◆ **REQUEST**
Copy out all of the data exactly as it appears.

>> start EXTRACTED ENTRIES

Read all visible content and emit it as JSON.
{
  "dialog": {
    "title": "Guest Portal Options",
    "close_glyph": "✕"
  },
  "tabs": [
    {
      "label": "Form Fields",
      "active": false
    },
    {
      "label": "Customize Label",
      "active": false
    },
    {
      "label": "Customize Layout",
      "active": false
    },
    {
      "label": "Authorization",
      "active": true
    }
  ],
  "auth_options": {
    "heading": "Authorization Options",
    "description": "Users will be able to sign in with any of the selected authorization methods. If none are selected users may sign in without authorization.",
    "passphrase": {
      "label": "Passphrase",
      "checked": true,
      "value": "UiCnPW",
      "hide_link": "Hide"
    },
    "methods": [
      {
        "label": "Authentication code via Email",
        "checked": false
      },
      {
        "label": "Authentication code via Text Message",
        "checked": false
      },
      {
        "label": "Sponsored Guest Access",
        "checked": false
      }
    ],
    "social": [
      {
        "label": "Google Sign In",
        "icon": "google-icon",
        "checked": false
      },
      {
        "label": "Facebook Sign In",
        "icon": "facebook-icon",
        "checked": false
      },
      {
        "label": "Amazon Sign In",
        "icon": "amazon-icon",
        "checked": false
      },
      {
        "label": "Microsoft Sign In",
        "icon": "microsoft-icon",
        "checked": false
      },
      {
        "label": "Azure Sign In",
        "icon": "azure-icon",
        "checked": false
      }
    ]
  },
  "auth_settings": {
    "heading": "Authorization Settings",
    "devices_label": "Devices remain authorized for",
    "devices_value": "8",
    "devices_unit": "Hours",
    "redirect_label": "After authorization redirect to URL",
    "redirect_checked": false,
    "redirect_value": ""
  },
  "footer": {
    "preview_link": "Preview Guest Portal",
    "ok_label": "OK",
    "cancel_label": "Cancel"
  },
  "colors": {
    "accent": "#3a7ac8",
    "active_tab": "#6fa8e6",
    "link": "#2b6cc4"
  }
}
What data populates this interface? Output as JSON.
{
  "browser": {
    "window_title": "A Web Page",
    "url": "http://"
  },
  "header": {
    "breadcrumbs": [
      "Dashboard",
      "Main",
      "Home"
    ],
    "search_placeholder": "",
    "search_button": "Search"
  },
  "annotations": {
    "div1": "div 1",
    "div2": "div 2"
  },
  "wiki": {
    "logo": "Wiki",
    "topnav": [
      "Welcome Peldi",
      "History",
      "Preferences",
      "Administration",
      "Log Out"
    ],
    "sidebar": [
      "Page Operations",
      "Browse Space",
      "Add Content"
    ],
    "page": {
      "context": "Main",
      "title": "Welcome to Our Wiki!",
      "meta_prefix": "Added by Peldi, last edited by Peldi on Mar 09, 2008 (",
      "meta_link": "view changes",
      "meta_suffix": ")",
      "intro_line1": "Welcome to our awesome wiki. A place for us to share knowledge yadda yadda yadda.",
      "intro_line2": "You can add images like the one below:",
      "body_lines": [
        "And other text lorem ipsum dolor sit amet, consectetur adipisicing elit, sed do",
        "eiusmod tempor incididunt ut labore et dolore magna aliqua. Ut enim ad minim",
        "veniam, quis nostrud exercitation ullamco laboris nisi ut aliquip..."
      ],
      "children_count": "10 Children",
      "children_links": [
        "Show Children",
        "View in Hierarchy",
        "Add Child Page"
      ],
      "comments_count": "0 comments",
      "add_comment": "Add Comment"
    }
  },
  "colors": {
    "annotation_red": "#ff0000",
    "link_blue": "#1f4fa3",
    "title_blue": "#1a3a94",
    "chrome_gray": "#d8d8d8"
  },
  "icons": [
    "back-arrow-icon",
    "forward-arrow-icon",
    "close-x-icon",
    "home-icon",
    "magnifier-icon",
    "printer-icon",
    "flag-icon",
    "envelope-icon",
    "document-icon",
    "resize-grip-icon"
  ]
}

>> end EXTRACTED ENTRIES

◆ **SOLUTION BELOW**
Read all visible content and emit it as JSON.
{
  "dialog": {
    "title": "Guest Portal Options",
    "close_glyph": "✕"
  },
  "tabs": [
    {
      "label": "Form Fields",
      "active": false
    },
    {
      "label": "Customize Label",
      "active": false
    },
    {
      "label": "Customize Layout",
      "active": false
    },
    {
      "label": "Authorization",
      "active": true
    }
  ],
  "auth_options": {
    "heading": "Authorization Options",
    "description": "Users will be able to sign in with any of the selected authorization methods. If none are selected users may sign in without authorization.",
    "passphrase": {
      "label": "Passphrase",
      "checked": true,
      "value": "UiCnPW",
      "hide_link": "Hide"
    },
    "methods": [
      {
        "label": "Authentication code via Email",
        "checked": false
      },
      {
        "label": "Authentication code via Text Message",
        "checked": false
      },
      {
        "label": "Sponsored Guest Access",
        "checked": false
      }
    ],
    "social": [
      {
        "label": "Google Sign In",
        "icon": "google-icon",
        "checked": false
      },
      {
        "label": "Facebook Sign In",
        "icon": "facebook-icon",
        "checked": false
      },
      {
        "label": "Amazon Sign In",
        "icon": "amazon-icon",
        "checked": false
      },
      {
        "label": "Microsoft Sign In",
        "icon": "microsoft-icon",
        "checked": false
      },
      {
        "label": "Azure Sign In",
        "icon": "azure-icon",
        "checked": false
      }
    ]
  },
  "auth_settings": {
    "heading": "Authorization Settings",
    "devices_label": "Devices remain authorized for",
    "devices_value": "8",
    "devices_unit": "Hours",
    "redirect_label": "After authorization redirect to URL",
    "redirect_checked": false,
    "redirect_value": ""
  },
  "footer": {
    "preview_link": "Preview Guest Portal",
    "ok_label": "OK",
    "cancel_label": "Cancel"
  },
  "colors": {
    "accent": "#3a7ac8",
    "active_tab": "#6fa8e6",
    "link": "#2b6cc4"
  }
}
What data populates this interface? Output as JSON.
{
  "browser": {
    "window_title": "A Web Page",
    "url": "http://"
  },
  "header": {
    "breadcrumbs": [
      "Dashboard",
      "Main",
      "Home"
    ],
    "search_placeholder": "",
    "search_button": "Search"
  },
  "annotations": {
    "div1": "div 1",
    "div2": "div 2"
  },
  "wiki": {
    "logo": "Wiki",
    "topnav": [
      "Welcome Peldi",
      "History",
      "Preferences",
      "Administration",
      "Log Out"
    ],
    "sidebar": [
      "Page Operations",
      "Browse Space",
      "Add Content"
    ],
    "page": {
      "context": "Main",
      "title": "Welcome to Our Wiki!",
      "meta_prefix": "Added by Peldi, last edited by Peldi on Mar 09, 2008 (",
      "meta_link": "view changes",
      "meta_suffix": ")",
      "intro_line1": "Welcome to our awesome wiki. A place for us to share knowledge yadda yadda yadda.",
      "intro_line2": "You can add images like the one below:",
      "body_lines": [
        "And other text lorem ipsum dolor sit amet, consectetur adipisicing elit, sed do",
        "eiusmod tempor incididunt ut labore et dolore magna aliqua. Ut enim ad minim",
        "veniam, quis nostrud exercitation ullamco laboris nisi ut aliquip..."
      ],
      "children_count": "10 Children",
      "children_links": [
        "Show Children",
        "View in Hierarchy",
        "Add Child Page"
      ],
      "comments_count": "0 comments",
      "add_comment": "Add Comment"
    }
  },
  "colors": {
    "annotation_red": "#ff0000",
    "link_blue": "#1f4fa3",
    "title_blue": "#1a3a94",
    "chrome_gray": "#d8d8d8"
  },
  "icons": [
    "back-arrow-icon",
    "forward-arrow-icon",
    "close-x-icon",
    "home-icon",
    "magnifier-icon",
    "printer-icon",
    "flag-icon",
    "envelope-icon",
    "document-icon",
    "resize-grip-icon"
  ]
}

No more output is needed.